● **Prompt**: Write out every record in full, exactly as written, please.

● **Records provided**:
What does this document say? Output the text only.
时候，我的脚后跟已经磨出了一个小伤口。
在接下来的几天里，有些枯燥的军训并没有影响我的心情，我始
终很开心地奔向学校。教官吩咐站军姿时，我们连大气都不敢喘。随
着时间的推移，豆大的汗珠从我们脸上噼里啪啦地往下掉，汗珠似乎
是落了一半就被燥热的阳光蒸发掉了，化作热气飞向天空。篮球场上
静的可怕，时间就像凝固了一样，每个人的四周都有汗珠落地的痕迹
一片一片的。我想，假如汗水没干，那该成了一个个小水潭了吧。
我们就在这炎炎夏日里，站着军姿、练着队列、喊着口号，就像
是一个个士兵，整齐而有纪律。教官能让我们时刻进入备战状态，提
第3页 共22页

● **Solution for this task**:
What does this document say? Output the text only.
时候，我的脚后跟已经磨出了一个小伤口。
在接下来的几天里，有些枯燥的军训并没有影响我的心情，我始
终很开心地奔向学校。教官吩咐站军姿时，我们连大气都不敢喘。随
着时间的推移，豆大的汗珠从我们脸上噼里啪啦地往下掉，汗珠似乎
是落了一半就被燥热的阳光蒸发掉了，化作热气飞向天空。篮球场上
静的可怕，时间就像凝固了一样，每个人的四周都有汗珠落地的痕迹
一片一片的。我想，假如汗水没干，那该成了一个个小水潭了吧。
我们就在这炎炎夏日里，站着军姿、练着队列、喊着口号，就像
是一个个士兵，整齐而有纪律。教官能让我们时刻进入备战状态，提
第3页 共22页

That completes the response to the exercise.